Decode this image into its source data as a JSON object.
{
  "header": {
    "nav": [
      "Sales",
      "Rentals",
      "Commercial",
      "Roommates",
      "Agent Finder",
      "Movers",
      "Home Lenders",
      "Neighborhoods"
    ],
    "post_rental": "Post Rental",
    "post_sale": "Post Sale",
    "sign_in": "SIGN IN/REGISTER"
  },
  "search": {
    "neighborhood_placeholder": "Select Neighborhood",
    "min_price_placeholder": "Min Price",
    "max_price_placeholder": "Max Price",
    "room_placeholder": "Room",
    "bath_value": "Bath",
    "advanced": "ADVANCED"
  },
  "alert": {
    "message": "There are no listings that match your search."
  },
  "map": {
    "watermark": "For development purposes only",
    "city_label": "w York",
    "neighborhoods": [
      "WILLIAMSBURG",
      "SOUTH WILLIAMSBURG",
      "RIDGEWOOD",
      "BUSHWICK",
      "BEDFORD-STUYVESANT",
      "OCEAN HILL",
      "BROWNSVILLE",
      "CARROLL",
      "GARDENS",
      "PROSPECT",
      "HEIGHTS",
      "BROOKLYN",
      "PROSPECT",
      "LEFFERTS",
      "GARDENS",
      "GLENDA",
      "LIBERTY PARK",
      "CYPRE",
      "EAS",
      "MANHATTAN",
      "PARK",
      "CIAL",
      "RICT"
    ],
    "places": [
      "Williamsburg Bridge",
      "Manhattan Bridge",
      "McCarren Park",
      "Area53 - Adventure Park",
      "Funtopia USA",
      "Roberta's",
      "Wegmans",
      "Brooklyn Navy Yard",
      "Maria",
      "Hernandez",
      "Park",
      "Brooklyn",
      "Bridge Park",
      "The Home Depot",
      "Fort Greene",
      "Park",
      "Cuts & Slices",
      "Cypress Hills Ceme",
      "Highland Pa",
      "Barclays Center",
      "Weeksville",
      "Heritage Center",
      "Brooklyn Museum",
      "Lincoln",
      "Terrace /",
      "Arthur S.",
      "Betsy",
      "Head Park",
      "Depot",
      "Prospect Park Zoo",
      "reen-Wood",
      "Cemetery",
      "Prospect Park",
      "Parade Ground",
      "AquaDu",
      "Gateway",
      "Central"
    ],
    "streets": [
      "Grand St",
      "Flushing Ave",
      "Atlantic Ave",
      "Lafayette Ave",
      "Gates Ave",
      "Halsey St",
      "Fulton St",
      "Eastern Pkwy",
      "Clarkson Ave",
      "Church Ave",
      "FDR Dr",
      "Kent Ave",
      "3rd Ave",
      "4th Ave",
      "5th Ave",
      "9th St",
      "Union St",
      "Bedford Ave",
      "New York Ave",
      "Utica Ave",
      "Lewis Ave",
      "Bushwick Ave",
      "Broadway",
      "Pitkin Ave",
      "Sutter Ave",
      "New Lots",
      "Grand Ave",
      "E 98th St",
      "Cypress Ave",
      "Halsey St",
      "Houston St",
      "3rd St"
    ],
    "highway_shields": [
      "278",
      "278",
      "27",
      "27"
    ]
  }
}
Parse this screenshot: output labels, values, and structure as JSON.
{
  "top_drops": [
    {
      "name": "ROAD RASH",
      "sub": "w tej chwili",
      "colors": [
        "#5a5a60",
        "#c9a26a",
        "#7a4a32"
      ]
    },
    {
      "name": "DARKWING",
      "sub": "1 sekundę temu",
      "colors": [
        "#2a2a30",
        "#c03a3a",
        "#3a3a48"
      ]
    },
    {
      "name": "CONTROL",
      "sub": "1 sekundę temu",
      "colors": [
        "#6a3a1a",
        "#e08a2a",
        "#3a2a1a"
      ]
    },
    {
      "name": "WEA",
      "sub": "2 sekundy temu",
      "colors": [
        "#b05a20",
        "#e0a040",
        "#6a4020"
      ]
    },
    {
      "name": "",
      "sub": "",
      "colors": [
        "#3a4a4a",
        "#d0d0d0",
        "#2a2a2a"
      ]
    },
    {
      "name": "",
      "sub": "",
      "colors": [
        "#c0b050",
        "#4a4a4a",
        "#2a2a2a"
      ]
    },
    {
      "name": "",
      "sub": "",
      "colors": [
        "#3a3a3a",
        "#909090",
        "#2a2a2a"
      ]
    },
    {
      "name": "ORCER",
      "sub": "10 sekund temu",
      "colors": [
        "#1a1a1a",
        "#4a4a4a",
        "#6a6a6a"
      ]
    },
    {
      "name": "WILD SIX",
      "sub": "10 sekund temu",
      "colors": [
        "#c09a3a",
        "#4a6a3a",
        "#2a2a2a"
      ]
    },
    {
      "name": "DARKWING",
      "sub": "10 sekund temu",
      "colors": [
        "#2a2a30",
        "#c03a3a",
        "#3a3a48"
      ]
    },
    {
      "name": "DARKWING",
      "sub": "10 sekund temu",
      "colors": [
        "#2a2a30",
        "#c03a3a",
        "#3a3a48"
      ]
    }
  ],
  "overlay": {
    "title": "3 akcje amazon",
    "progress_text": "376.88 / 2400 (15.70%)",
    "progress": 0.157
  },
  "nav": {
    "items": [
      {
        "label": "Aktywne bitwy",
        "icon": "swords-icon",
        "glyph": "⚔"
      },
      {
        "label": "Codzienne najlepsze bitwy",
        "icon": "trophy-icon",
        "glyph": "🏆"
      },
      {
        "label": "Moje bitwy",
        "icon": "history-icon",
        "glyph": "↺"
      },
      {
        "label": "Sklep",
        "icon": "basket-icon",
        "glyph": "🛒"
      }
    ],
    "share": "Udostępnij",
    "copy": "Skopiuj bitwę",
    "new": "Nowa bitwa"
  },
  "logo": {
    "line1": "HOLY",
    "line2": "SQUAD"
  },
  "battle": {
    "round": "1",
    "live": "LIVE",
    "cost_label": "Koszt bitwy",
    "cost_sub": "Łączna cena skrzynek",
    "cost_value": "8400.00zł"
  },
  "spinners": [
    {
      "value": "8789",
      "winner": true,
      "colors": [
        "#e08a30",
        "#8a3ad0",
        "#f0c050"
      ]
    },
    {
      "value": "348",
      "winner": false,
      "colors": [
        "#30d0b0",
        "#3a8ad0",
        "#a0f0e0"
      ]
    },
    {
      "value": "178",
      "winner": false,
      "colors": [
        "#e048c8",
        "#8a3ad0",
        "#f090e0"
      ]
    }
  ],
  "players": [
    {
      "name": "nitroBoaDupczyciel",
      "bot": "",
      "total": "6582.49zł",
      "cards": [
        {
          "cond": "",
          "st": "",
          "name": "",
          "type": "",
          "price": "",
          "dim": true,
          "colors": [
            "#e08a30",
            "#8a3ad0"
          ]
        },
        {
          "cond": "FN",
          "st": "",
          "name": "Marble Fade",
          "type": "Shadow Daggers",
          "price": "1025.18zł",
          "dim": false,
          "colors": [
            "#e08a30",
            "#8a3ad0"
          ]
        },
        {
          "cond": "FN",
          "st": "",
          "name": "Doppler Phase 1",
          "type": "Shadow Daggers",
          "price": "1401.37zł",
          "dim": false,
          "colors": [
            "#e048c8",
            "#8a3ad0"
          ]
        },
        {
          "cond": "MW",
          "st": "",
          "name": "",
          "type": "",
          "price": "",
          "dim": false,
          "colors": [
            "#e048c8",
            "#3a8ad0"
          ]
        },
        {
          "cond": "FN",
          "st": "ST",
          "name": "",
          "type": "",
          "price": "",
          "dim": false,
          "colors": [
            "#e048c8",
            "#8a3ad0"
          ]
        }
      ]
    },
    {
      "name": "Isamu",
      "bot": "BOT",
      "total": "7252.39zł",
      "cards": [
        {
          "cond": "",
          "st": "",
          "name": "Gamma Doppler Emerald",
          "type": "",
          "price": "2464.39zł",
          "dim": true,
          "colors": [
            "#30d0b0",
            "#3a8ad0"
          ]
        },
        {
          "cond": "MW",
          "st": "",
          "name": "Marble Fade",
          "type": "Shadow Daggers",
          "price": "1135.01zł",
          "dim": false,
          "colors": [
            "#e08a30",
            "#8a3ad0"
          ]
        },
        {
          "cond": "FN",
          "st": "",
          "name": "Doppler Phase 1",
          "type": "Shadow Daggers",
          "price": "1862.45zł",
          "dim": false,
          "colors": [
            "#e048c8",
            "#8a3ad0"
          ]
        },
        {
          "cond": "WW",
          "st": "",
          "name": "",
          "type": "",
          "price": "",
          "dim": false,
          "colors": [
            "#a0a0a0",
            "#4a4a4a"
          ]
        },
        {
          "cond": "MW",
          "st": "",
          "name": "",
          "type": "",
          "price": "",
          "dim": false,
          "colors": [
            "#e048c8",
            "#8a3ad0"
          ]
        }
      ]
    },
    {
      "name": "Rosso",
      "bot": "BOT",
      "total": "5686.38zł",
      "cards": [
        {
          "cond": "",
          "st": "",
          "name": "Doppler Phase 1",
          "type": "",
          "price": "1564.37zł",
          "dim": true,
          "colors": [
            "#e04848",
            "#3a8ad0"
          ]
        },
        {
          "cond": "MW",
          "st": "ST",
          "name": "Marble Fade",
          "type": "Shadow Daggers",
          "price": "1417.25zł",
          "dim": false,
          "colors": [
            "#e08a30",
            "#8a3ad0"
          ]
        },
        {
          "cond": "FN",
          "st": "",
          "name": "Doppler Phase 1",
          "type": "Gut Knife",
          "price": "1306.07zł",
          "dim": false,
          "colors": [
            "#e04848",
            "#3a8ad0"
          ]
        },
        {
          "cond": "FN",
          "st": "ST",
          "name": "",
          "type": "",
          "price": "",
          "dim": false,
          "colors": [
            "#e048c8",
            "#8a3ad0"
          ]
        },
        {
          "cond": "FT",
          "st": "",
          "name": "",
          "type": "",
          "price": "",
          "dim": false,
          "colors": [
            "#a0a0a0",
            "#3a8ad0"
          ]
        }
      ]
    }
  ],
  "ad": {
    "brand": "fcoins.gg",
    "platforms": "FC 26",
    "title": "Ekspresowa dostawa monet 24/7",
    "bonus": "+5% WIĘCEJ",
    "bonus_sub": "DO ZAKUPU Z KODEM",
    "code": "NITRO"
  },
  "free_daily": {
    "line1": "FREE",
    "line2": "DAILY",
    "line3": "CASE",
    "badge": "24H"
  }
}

* [TASK OBJECTIVE]: Collect, from the material above, every line containing the word "bitwy".

* [OUTPUT FOR THIS EXERCISE]:
        "label": "Aktywne bitwy",
        "label": "Codzienne najlepsze bitwy",
        "label": "Moje bitwy",
    "cost_label": "Koszt bitwy",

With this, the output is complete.